Given task: Locate the word "Born" in the material, then show every line that holds it.

═══

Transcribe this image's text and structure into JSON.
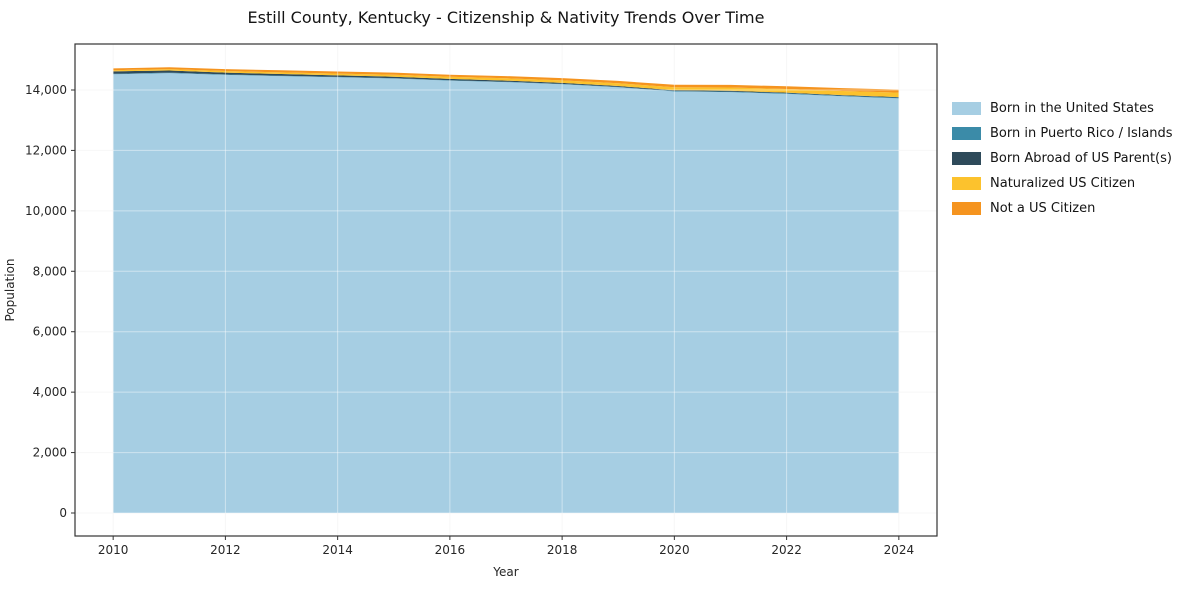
{
  "page": {
    "background": "#ffffff"
  },
  "chart_data": {
    "type": "area",
    "stacked": true,
    "title": "Estill County, Kentucky - Citizenship & Nativity Trends Over Time",
    "xlabel": "Year",
    "ylabel": "Population",
    "grid": true,
    "legend_position": "right-outside",
    "x": [
      2010,
      2011,
      2012,
      2013,
      2014,
      2015,
      2016,
      2017,
      2018,
      2019,
      2020,
      2021,
      2022,
      2023,
      2024
    ],
    "xticks": [
      2010,
      2012,
      2014,
      2016,
      2018,
      2020,
      2022,
      2024
    ],
    "yticks": [
      0,
      2000,
      4000,
      6000,
      8000,
      10000,
      12000,
      14000
    ],
    "xlim": [
      2009.32,
      2024.68
    ],
    "ylim": [
      -761,
      15522
    ],
    "series": [
      {
        "name": "Born in the United States",
        "color": "#a6cee3",
        "values": [
          14520,
          14560,
          14500,
          14460,
          14420,
          14380,
          14310,
          14260,
          14190,
          14090,
          13950,
          13930,
          13870,
          13790,
          13720
        ]
      },
      {
        "name": "Born in Puerto Rico / Islands",
        "color": "#3b8ba8",
        "values": [
          15,
          15,
          15,
          12,
          12,
          12,
          14,
          14,
          12,
          12,
          15,
          18,
          20,
          22,
          25
        ]
      },
      {
        "name": "Born Abroad of US Parent(s)",
        "color": "#2e4a5a",
        "values": [
          80,
          70,
          62,
          56,
          52,
          48,
          42,
          38,
          34,
          30,
          27,
          25,
          22,
          20,
          18
        ]
      },
      {
        "name": "Naturalized US Citizen",
        "color": "#fcc22d",
        "values": [
          40,
          45,
          50,
          55,
          60,
          65,
          70,
          75,
          82,
          90,
          100,
          110,
          120,
          135,
          150
        ]
      },
      {
        "name": "Not a US Citizen",
        "color": "#f5941f",
        "values": [
          60,
          62,
          65,
          68,
          68,
          70,
          70,
          72,
          75,
          78,
          80,
          85,
          90,
          95,
          100
        ]
      }
    ]
  }
}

═══

Exercise output:
        "name": "Born in the United States",
        "name": "Born in Puerto Rico / Islands",
        "name": "Born Abroad of US Parent(s)",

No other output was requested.